→ WORK INSTRUCTIONS: Locate each line below that includes "sedan" and reproduce it.

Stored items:

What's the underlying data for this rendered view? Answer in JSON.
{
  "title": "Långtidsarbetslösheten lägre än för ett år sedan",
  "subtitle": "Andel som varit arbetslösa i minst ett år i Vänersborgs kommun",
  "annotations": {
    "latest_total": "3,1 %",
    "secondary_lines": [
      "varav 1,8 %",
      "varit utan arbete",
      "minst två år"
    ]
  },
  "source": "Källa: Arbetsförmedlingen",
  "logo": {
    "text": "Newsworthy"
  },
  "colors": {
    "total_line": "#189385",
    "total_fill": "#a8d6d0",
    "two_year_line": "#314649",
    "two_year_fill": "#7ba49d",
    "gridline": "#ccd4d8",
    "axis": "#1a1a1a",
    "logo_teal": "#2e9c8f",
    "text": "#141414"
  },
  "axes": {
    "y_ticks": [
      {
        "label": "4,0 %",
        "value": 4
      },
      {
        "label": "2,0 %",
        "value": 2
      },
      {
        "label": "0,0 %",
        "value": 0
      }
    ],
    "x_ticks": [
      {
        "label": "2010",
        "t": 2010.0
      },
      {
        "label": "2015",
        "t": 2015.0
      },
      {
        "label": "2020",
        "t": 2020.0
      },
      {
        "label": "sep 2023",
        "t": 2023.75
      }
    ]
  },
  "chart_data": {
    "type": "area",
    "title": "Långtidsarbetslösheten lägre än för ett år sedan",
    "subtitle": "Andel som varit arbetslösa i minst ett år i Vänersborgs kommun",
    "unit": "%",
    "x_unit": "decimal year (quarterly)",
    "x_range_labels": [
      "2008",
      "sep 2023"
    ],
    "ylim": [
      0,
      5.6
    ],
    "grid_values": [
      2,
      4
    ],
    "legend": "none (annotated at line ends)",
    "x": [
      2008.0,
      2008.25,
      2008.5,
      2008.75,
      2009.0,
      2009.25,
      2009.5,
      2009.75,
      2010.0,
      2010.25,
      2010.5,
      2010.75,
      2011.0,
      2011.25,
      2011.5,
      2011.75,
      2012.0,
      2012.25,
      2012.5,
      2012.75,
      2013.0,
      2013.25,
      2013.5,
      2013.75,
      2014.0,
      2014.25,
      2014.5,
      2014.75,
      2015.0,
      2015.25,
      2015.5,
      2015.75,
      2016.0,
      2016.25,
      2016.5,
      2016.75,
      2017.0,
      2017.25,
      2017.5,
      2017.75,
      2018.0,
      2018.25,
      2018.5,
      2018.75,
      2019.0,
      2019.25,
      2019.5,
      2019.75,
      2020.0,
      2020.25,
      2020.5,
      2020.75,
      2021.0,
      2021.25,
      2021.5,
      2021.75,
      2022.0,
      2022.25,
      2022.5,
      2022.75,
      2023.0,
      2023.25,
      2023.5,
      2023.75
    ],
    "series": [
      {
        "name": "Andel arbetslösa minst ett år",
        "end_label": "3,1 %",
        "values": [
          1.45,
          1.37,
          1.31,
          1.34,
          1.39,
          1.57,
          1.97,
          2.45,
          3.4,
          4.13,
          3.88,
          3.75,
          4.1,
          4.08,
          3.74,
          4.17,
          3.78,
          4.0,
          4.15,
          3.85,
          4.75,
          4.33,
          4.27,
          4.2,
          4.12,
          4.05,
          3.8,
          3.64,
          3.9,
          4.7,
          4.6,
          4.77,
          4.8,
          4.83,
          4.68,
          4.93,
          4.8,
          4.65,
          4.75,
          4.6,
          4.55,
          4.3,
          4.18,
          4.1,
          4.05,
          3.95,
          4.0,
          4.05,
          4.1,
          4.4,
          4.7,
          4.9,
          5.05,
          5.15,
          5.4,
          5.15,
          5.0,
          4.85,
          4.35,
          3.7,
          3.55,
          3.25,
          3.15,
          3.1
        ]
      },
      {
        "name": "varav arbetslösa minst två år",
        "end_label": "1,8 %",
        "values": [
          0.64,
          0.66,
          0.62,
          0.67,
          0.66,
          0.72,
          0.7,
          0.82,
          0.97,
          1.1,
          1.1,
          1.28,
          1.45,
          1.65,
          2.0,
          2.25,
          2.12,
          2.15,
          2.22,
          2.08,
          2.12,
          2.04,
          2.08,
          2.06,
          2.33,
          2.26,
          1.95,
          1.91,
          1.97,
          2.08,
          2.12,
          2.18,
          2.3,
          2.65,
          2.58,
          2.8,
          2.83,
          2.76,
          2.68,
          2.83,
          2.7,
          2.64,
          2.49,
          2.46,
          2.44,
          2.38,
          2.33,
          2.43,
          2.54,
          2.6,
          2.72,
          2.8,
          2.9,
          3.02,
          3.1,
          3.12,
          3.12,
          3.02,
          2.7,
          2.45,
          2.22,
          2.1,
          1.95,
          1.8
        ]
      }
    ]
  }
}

==

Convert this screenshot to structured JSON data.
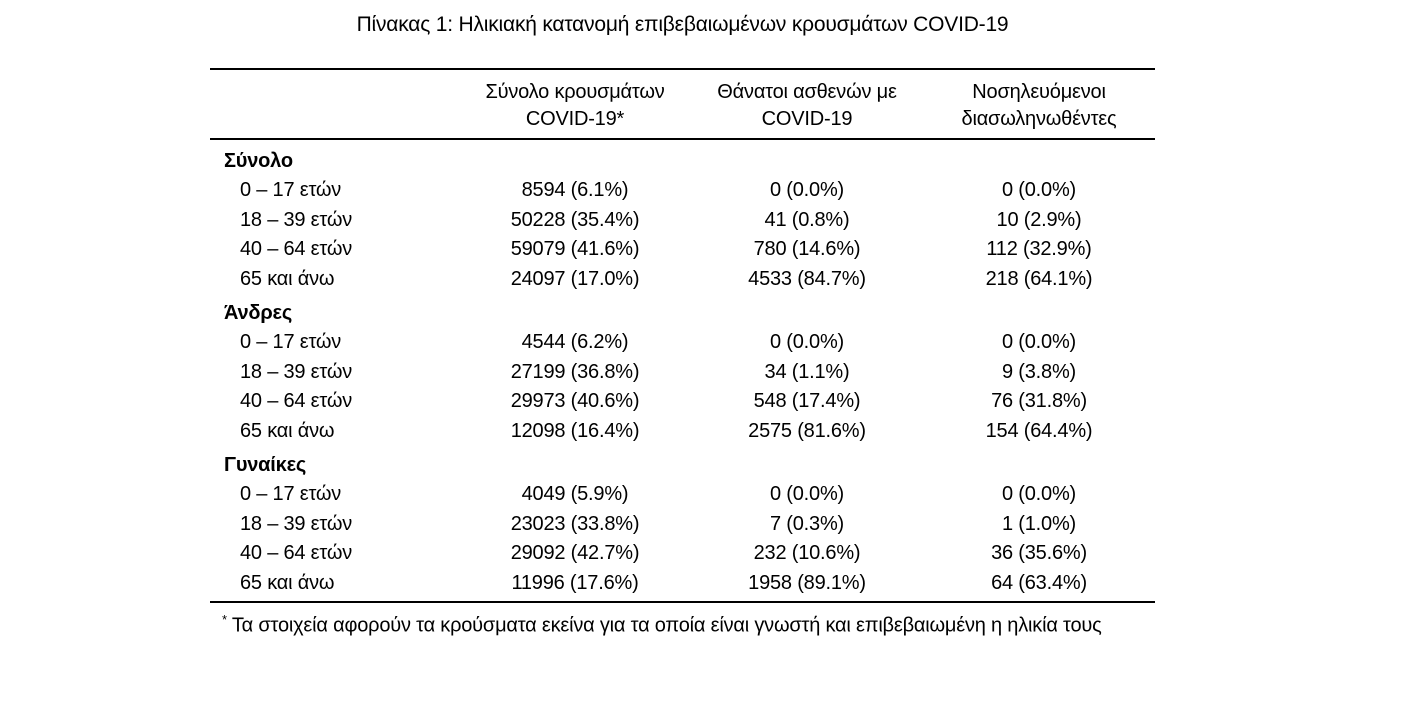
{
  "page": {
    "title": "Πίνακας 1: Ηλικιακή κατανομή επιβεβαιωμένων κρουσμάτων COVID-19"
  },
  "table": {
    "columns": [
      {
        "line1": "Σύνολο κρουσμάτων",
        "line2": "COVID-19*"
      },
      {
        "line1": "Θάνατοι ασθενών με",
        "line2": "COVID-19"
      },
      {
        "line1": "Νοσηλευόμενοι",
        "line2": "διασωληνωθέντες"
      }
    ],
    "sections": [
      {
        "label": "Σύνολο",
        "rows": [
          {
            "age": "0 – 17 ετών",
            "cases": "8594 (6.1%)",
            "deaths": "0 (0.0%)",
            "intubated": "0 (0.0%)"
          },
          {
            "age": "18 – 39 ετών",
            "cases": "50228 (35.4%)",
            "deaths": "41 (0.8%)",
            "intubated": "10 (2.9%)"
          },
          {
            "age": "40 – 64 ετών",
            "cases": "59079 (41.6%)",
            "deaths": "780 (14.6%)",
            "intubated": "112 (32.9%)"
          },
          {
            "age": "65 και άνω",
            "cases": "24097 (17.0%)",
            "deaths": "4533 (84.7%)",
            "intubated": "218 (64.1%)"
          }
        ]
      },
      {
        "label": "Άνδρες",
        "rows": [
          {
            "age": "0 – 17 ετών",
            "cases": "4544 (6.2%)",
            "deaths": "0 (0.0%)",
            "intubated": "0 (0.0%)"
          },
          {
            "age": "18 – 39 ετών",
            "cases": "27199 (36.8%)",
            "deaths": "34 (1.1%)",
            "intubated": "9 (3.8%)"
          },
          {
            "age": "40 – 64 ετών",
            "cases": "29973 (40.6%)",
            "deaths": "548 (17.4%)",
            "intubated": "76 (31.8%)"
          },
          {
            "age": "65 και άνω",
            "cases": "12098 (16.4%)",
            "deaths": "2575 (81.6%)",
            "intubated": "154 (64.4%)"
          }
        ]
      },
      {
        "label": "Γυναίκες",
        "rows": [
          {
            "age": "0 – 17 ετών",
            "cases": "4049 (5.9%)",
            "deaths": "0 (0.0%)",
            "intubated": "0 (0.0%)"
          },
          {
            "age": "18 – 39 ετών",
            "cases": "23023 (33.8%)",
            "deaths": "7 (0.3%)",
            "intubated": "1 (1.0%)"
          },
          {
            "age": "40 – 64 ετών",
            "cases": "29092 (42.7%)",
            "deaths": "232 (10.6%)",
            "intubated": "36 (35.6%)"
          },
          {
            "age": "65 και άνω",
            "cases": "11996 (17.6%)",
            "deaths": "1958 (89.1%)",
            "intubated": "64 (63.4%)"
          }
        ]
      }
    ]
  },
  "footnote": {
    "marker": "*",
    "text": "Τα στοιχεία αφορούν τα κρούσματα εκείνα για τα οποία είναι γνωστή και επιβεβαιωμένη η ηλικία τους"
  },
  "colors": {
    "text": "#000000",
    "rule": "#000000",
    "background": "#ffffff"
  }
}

→ EXERCISE OUTPUT:
  "title": "Långtidsarbetslösheten lägre än för ett år sedan",
    "title": "Långtidsarbetslösheten lägre än för ett år sedan",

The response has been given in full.